Repeat all of the records verbatim.

►

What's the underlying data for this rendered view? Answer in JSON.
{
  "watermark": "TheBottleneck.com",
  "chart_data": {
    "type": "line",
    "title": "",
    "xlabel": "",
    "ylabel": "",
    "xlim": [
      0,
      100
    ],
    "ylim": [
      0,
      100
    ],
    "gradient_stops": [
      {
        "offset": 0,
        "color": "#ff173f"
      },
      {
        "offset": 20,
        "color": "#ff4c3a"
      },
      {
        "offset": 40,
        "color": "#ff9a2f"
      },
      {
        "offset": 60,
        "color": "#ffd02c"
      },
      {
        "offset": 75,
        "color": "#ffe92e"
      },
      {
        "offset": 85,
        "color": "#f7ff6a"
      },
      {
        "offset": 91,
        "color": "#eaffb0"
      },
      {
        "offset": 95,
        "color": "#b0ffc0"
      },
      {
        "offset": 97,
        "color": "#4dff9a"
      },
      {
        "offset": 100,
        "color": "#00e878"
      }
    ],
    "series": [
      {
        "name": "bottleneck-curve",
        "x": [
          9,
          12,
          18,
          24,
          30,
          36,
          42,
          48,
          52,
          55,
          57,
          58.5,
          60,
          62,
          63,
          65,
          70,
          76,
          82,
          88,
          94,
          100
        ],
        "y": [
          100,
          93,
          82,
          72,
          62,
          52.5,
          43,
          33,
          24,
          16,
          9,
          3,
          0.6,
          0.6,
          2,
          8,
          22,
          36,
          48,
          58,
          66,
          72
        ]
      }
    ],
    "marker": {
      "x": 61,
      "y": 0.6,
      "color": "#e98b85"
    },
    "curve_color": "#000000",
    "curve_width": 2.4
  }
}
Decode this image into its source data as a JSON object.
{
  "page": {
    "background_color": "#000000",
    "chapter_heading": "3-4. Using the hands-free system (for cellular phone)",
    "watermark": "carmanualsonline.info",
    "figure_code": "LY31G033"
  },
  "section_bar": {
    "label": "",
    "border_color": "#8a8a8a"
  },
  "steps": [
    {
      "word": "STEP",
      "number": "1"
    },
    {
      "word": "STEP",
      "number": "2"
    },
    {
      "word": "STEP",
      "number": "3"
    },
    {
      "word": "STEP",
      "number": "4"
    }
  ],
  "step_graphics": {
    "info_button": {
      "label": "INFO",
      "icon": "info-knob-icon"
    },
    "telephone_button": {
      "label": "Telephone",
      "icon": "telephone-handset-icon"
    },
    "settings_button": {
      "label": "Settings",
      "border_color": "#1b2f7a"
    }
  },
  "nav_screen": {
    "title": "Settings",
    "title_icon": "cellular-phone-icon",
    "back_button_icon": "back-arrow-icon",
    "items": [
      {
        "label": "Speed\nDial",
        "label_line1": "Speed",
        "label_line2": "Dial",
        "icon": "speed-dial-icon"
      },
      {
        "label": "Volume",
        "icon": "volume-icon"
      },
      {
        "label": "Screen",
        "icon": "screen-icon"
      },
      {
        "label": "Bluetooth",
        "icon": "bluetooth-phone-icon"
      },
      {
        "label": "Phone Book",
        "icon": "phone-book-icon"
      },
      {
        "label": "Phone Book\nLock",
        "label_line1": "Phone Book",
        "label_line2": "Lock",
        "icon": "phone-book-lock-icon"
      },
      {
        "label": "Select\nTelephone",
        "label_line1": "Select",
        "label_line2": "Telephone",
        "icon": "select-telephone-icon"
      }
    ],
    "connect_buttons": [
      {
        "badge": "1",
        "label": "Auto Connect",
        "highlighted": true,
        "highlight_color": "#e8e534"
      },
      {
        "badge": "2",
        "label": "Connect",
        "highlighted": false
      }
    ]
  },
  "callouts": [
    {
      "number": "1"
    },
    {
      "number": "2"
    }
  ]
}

◄

== Solution to this task ==
What's the underlying data for this rendered view? Answer in JSON.
{
  "watermark": "TheBottleneck.com",
  "chart_data": {
    "type": "line",
    "title": "",
    "xlabel": "",
    "ylabel": "",
    "xlim": [
      0,
      100
    ],
    "ylim": [
      0,
      100
    ],
    "gradient_stops": [
      {
        "offset": 0,
        "color": "#ff173f"
      },
      {
        "offset": 20,
        "color": "#ff4c3a"
      },
      {
        "offset": 40,
        "color": "#ff9a2f"
      },
      {
        "offset": 60,
        "color": "#ffd02c"
      },
      {
        "offset": 75,
        "color": "#ffe92e"
      },
      {
        "offset": 85,
        "color": "#f7ff6a"
      },
      {
        "offset": 91,
        "color": "#eaffb0"
      },
      {
        "offset": 95,
        "color": "#b0ffc0"
      },
      {
        "offset": 97,
        "color": "#4dff9a"
      },
      {
        "offset": 100,
        "color": "#00e878"
      }
    ],
    "series": [
      {
        "name": "bottleneck-curve",
        "x": [
          9,
          12,
          18,
          24,
          30,
          36,
          42,
          48,
          52,
          55,
          57,
          58.5,
          60,
          62,
          63,
          65,
          70,
          76,
          82,
          88,
          94,
          100
        ],
        "y": [
          100,
          93,
          82,
          72,
          62,
          52.5,
          43,
          33,
          24,
          16,
          9,
          3,
          0.6,
          0.6,
          2,
          8,
          22,
          36,
          48,
          58,
          66,
          72
        ]
      }
    ],
    "marker": {
      "x": 61,
      "y": 0.6,
      "color": "#e98b85"
    },
    "curve_color": "#000000",
    "curve_width": 2.4
  }
}
Decode this image into its source data as a JSON object.
{
  "page": {
    "background_color": "#000000",
    "chapter_heading": "3-4. Using the hands-free system (for cellular phone)",
    "watermark": "carmanualsonline.info",
    "figure_code": "LY31G033"
  },
  "section_bar": {
    "label": "",
    "border_color": "#8a8a8a"
  },
  "steps": [
    {
      "word": "STEP",
      "number": "1"
    },
    {
      "word": "STEP",
      "number": "2"
    },
    {
      "word": "STEP",
      "number": "3"
    },
    {
      "word": "STEP",
      "number": "4"
    }
  ],
  "step_graphics": {
    "info_button": {
      "label": "INFO",
      "icon": "info-knob-icon"
    },
    "telephone_button": {
      "label": "Telephone",
      "icon": "telephone-handset-icon"
    },
    "settings_button": {
      "label": "Settings",
      "border_color": "#1b2f7a"
    }
  },
  "nav_screen": {
    "title": "Settings",
    "title_icon": "cellular-phone-icon",
    "back_button_icon": "back-arrow-icon",
    "items": [
      {
        "label": "Speed\nDial",
        "label_line1": "Speed",
        "label_line2": "Dial",
        "icon": "speed-dial-icon"
      },
      {
        "label": "Volume",
        "icon": "volume-icon"
      },
      {
        "label": "Screen",
        "icon": "screen-icon"
      },
      {
        "label": "Bluetooth",
        "icon": "bluetooth-phone-icon"
      },
      {
        "label": "Phone Book",
        "icon": "phone-book-icon"
      },
      {
        "label": "Phone Book\nLock",
        "label_line1": "Phone Book",
        "label_line2": "Lock",
        "icon": "phone-book-lock-icon"
      },
      {
        "label": "Select\nTelephone",
        "label_line1": "Select",
        "label_line2": "Telephone",
        "icon": "select-telephone-icon"
      }
    ],
    "connect_buttons": [
      {
        "badge": "1",
        "label": "Auto Connect",
        "highlighted": true,
        "highlight_color": "#e8e534"
      },
      {
        "badge": "2",
        "label": "Connect",
        "highlighted": false
      }
    ]
  },
  "callouts": [
    {
      "number": "1"
    },
    {
      "number": "2"
    }
  ]
}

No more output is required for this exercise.